> _DO THIS_
Exactly as they appear, copy the lines of the listing from the one containing "Output a JSON" through the final line, both included, and nothing else.

> _ENTRIES SUPPLIED_
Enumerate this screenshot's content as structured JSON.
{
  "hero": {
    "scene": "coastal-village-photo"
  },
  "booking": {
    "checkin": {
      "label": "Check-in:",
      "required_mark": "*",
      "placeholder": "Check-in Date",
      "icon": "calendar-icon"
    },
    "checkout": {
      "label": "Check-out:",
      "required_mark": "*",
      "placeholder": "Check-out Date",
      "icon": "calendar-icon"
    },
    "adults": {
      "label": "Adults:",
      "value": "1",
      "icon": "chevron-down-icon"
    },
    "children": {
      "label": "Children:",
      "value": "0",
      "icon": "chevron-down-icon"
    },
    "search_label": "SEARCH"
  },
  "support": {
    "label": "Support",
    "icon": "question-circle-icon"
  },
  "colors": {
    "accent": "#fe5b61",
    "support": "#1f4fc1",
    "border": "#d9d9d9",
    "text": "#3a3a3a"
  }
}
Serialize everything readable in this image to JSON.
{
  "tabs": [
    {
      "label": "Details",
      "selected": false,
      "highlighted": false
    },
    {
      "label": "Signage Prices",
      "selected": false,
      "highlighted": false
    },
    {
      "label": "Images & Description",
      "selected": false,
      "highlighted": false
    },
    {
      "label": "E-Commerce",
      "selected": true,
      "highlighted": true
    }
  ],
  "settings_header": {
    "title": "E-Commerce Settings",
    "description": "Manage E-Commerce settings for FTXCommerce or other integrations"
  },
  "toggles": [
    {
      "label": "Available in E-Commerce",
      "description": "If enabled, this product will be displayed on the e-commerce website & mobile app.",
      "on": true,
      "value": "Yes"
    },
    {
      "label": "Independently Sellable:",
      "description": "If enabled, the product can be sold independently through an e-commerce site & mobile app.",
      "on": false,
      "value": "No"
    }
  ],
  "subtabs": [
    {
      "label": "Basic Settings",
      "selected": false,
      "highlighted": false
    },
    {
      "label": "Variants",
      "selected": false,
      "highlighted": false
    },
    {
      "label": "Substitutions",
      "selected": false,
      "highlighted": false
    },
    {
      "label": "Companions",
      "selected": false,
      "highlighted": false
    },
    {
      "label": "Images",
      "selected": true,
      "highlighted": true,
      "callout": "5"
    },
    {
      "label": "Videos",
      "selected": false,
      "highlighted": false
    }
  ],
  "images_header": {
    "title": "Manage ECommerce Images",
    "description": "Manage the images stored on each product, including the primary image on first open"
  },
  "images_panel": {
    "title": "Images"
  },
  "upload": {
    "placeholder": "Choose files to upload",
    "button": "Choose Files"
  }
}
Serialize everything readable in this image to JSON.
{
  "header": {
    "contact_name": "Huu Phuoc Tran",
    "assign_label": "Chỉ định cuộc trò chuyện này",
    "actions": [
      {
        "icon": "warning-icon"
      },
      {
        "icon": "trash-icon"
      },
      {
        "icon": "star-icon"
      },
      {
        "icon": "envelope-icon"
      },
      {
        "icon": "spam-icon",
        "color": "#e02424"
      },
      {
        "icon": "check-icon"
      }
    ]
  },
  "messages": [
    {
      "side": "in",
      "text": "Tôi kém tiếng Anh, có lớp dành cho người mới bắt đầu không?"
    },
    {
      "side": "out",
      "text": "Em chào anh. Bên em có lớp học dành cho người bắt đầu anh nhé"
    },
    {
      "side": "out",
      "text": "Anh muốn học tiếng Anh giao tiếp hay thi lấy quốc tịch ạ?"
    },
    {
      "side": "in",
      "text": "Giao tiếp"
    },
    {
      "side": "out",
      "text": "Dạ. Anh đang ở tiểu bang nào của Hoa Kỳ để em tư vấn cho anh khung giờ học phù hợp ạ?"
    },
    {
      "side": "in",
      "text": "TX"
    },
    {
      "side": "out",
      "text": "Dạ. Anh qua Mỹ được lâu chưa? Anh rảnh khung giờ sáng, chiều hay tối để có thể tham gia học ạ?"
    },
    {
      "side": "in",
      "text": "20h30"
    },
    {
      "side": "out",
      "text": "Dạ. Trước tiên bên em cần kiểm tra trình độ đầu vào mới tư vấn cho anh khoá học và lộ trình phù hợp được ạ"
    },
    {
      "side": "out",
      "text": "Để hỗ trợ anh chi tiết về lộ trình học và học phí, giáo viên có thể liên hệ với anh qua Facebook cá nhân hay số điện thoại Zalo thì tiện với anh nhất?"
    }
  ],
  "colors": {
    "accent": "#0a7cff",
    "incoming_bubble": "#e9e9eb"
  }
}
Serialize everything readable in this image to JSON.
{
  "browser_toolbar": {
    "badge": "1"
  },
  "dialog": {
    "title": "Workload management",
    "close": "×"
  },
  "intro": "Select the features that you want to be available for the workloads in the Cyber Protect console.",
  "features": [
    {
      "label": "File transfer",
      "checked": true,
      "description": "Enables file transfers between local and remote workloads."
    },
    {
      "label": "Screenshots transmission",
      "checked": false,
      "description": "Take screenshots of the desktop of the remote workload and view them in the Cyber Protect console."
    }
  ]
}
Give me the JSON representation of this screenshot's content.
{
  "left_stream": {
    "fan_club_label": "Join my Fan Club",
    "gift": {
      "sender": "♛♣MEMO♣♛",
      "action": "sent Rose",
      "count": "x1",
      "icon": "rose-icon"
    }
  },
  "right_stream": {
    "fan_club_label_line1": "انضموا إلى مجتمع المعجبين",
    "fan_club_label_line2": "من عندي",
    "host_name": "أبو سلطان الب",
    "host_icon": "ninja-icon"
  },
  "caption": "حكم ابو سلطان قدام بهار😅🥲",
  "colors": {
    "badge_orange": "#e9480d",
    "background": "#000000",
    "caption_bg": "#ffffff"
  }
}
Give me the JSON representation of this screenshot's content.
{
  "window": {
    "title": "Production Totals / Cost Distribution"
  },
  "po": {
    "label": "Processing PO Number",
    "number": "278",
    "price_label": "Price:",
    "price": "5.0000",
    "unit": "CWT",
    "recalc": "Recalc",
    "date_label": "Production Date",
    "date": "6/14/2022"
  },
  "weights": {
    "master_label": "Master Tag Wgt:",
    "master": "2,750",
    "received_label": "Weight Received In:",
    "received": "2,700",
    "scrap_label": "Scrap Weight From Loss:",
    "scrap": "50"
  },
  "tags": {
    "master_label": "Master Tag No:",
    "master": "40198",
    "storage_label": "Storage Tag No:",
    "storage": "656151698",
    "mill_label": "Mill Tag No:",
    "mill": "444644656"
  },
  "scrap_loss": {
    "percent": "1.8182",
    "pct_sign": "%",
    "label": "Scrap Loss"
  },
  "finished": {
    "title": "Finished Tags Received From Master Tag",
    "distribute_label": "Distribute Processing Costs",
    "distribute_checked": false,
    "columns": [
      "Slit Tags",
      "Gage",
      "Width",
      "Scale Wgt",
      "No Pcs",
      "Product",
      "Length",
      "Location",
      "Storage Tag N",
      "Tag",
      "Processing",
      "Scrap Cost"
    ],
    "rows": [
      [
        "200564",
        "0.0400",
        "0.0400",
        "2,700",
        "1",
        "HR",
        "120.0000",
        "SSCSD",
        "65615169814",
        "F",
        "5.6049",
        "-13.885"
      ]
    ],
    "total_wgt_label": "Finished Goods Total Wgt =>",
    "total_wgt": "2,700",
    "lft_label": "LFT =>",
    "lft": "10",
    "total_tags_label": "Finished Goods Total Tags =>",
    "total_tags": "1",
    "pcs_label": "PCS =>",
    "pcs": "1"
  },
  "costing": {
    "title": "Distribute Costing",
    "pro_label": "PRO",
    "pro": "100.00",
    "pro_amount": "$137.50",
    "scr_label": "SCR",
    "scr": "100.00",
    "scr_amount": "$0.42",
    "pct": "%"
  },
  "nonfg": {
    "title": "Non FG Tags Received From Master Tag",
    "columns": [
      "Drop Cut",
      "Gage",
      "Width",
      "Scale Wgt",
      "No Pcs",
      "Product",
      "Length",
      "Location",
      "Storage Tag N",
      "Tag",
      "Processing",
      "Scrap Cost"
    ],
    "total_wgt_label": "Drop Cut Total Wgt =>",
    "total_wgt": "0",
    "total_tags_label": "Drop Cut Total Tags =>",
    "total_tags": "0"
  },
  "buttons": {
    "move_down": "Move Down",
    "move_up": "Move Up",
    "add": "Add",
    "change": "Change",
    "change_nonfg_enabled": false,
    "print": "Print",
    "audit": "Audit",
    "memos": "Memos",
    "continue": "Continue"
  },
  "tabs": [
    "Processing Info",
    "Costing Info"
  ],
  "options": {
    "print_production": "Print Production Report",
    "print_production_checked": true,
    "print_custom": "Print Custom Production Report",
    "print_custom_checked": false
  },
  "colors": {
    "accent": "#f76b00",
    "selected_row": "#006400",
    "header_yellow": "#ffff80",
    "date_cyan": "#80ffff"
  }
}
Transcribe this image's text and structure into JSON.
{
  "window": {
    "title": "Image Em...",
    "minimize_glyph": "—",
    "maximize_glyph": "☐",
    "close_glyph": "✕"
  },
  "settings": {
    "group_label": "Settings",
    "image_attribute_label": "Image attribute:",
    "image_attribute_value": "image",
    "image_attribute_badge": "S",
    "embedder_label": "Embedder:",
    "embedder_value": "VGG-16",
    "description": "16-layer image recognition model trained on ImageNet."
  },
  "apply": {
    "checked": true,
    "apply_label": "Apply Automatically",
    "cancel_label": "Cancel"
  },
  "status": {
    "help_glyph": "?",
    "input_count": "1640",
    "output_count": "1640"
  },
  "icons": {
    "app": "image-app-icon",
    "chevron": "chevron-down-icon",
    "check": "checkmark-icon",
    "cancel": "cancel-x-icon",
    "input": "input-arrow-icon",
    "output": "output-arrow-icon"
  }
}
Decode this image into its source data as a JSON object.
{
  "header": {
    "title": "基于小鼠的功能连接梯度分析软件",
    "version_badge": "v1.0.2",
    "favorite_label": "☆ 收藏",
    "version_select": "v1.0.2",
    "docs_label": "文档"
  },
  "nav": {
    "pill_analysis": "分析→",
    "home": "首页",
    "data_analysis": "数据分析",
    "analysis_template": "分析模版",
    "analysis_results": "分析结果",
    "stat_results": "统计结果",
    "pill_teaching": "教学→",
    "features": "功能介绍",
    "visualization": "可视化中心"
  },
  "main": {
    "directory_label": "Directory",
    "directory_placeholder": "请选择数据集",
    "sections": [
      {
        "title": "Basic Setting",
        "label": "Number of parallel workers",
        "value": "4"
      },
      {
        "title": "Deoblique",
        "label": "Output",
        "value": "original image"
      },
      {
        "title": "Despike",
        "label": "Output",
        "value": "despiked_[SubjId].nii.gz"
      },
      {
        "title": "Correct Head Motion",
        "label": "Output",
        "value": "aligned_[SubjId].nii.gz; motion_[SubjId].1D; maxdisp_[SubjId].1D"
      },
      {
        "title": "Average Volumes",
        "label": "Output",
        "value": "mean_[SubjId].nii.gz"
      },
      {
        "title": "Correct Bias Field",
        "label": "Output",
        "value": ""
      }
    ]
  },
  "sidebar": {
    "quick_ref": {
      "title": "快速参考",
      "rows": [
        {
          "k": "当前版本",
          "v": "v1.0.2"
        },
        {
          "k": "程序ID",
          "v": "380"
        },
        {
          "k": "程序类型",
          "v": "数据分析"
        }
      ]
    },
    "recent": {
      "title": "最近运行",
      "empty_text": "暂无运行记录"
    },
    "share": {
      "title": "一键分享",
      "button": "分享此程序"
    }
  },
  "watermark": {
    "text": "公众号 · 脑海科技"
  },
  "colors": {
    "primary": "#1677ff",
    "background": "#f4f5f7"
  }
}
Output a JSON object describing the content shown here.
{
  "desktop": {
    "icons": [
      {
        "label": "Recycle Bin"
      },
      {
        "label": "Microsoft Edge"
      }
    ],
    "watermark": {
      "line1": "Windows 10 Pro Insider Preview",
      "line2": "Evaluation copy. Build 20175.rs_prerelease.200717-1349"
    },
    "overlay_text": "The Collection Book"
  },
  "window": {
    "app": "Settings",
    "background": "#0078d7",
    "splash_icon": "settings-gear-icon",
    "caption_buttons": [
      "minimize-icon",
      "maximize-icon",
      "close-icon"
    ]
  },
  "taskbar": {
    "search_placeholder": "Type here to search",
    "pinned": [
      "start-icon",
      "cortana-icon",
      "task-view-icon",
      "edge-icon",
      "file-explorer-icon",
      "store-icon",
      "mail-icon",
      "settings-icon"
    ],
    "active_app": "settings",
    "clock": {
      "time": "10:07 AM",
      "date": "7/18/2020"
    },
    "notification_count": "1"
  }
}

> _ANSWER TO THIS TASK_
Output a JSON object describing the content shown here.
{
  "desktop": {
    "icons": [
      {
        "label": "Recycle Bin"
      },
      {
        "label": "Microsoft Edge"
      }
    ],
    "watermark": {
      "line1": "Windows 10 Pro Insider Preview",
      "line2": "Evaluation copy. Build 20175.rs_prerelease.200717-1349"
    },
    "overlay_text": "The Collection Book"
  },
  "window": {
    "app": "Settings",
    "background": "#0078d7",
    "splash_icon": "settings-gear-icon",
    "caption_buttons": [
      "minimize-icon",
      "maximize-icon",
      "close-icon"
    ]
  },
  "taskbar": {
    "search_placeholder": "Type here to search",
    "pinned": [
      "start-icon",
      "cortana-icon",
      "task-view-icon",
      "edge-icon",
      "file-explorer-icon",
      "store-icon",
      "mail-icon",
      "settings-icon"
    ],
    "active_app": "settings",
    "clock": {
      "time": "10:07 AM",
      "date": "7/18/2020"
    },
    "notification_count": "1"
  }
}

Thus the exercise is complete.